__Record set__
_ _ _ _ _

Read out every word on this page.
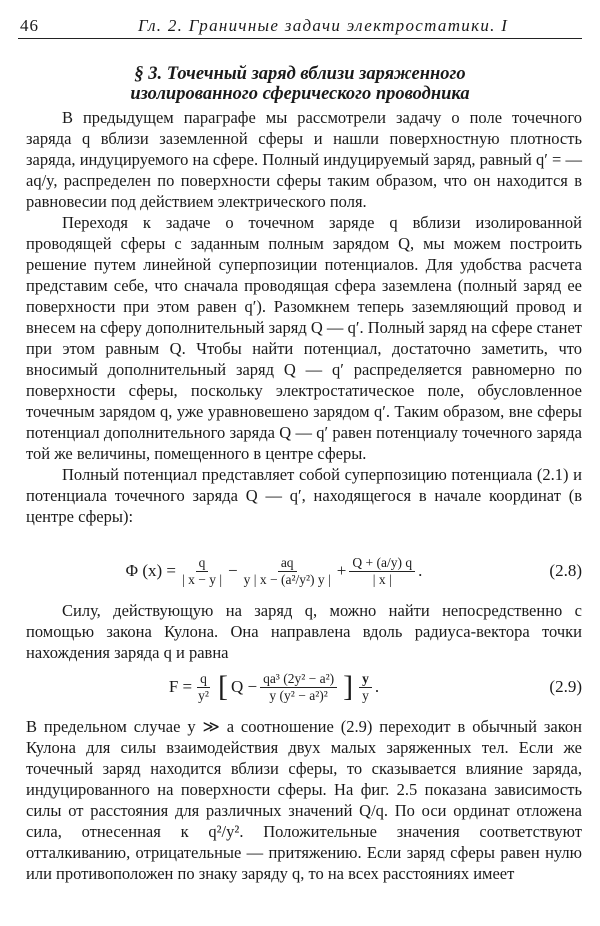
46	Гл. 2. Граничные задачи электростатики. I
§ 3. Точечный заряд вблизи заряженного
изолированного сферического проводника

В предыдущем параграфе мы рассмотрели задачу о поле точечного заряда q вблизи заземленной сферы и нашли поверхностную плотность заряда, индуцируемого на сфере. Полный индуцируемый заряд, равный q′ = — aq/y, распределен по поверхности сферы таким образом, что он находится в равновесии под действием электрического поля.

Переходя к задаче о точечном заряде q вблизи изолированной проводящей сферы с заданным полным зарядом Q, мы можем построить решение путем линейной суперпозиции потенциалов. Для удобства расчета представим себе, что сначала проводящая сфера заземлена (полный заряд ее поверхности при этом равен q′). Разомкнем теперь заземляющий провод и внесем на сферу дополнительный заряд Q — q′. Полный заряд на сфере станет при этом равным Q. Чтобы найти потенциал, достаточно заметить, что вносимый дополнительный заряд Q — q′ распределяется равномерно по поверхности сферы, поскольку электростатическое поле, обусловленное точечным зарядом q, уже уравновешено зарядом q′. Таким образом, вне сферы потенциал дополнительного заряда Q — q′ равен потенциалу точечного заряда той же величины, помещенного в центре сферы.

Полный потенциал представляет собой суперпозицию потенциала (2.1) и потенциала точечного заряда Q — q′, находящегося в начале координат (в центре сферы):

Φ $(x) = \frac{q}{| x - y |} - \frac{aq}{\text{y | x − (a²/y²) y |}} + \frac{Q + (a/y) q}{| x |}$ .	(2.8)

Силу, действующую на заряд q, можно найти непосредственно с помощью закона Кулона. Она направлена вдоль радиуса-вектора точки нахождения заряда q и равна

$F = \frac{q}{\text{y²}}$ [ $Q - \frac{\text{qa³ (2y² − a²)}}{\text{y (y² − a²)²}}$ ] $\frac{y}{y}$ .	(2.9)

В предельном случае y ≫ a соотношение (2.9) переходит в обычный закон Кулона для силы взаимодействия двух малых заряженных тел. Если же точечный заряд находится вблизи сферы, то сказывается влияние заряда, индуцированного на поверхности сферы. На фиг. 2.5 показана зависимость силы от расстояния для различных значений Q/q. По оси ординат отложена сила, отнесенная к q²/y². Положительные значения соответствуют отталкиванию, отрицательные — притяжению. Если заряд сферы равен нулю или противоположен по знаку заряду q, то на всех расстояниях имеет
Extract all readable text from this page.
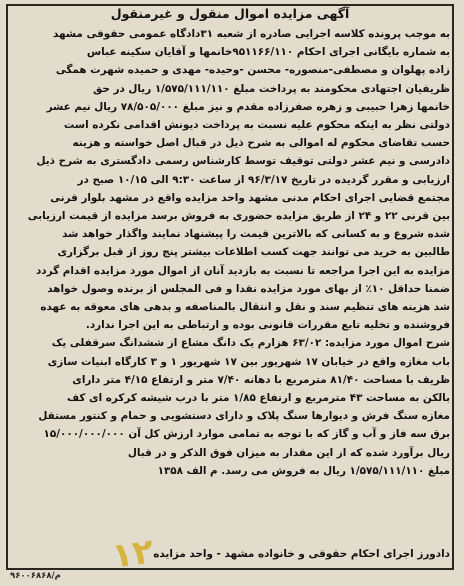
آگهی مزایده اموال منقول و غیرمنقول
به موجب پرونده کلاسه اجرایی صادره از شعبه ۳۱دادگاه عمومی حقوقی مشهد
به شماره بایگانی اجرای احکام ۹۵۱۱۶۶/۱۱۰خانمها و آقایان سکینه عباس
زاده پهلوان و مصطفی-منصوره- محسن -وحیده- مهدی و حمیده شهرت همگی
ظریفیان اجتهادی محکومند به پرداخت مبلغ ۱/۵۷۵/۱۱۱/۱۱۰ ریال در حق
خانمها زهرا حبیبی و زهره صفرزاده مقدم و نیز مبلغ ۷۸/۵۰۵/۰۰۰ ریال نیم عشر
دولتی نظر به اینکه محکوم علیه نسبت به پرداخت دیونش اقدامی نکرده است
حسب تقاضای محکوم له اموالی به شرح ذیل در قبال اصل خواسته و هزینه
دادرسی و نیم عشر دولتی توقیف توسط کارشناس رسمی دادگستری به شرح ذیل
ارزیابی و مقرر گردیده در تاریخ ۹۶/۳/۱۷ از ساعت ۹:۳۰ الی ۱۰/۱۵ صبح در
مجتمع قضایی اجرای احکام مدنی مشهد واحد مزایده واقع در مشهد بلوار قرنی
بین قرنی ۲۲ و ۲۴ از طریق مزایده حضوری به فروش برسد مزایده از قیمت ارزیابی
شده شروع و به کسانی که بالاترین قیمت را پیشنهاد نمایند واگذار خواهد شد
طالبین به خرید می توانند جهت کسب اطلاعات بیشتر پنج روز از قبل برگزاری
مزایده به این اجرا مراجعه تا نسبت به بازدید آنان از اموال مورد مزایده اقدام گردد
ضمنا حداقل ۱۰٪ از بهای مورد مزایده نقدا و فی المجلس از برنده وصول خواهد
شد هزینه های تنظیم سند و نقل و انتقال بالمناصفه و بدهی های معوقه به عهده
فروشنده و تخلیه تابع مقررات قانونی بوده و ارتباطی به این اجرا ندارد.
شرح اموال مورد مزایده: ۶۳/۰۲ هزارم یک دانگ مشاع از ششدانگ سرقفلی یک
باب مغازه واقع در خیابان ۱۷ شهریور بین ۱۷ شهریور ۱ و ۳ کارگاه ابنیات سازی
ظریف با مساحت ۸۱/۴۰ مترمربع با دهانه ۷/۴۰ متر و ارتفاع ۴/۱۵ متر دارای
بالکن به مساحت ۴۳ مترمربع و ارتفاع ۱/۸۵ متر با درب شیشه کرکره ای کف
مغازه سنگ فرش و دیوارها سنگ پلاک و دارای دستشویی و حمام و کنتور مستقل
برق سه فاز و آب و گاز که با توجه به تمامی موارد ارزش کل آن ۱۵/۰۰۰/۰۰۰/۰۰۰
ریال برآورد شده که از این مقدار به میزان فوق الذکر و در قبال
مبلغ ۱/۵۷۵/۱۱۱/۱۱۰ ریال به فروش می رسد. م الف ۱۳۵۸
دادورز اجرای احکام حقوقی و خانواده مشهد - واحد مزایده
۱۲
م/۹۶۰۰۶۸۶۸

_ _ _ _ _

__Exercise details__
Find every line above that contains the word "вблизи", and return each one.

__Correct response__
§ 3. Точечный заряд вблизи заряженного
В предыдущем параграфе мы рассмотрели задачу о поле точечного заряда q вблизи заземленной сферы и нашли поверхностную плотность заряда, индуцируемого на сфере. Полный индуцируемый заряд, равный q′ = — aq/y, распределен по поверхности сферы таким образом, что он находится в равновесии под действием электрического поля.
Переходя к задаче о точечном заряде q вблизи изолированной проводящей сферы с заданным полным зарядом Q, мы можем построить решение путем линейной суперпозиции потенциалов. Для удобства расчета представим себе, что сначала проводящая сфера заземлена (полный заряд ее поверхности при этом равен q′). Разомкнем теперь заземляющий провод и внесем на сферу дополнительный заряд Q — q′. Полный заряд на сфере станет при этом равным Q. Чтобы найти потенциал, достаточно заметить, что вносимый дополнительный заряд Q — q′ распределяется равномерно по поверхности сферы, поскольку электростатическое поле, обусловленное точечным зарядом q, уже уравновешено зарядом q′. Таким образом, вне сферы потенциал дополнительного заряда Q — q′ равен потенциалу точечного заряда той же величины, помещенного в центре сферы.
В предельном случае y ≫ a соотношение (2.9) переходит в обычный закон Кулона для силы взаимодействия двух малых заряженных тел. Если же точечный заряд находится вблизи сферы, то сказывается влияние заряда, индуцированного на поверхности сферы. На фиг. 2.5 показана зависимость силы от расстояния для различных значений Q/q. По оси ординат отложена сила, отнесенная к q²/y². Положительные значения соответствуют отталкиванию, отрицательные — притяжению. Если заряд сферы равен нулю или противоположен по знаку заряду q, то на всех расстояниях имеет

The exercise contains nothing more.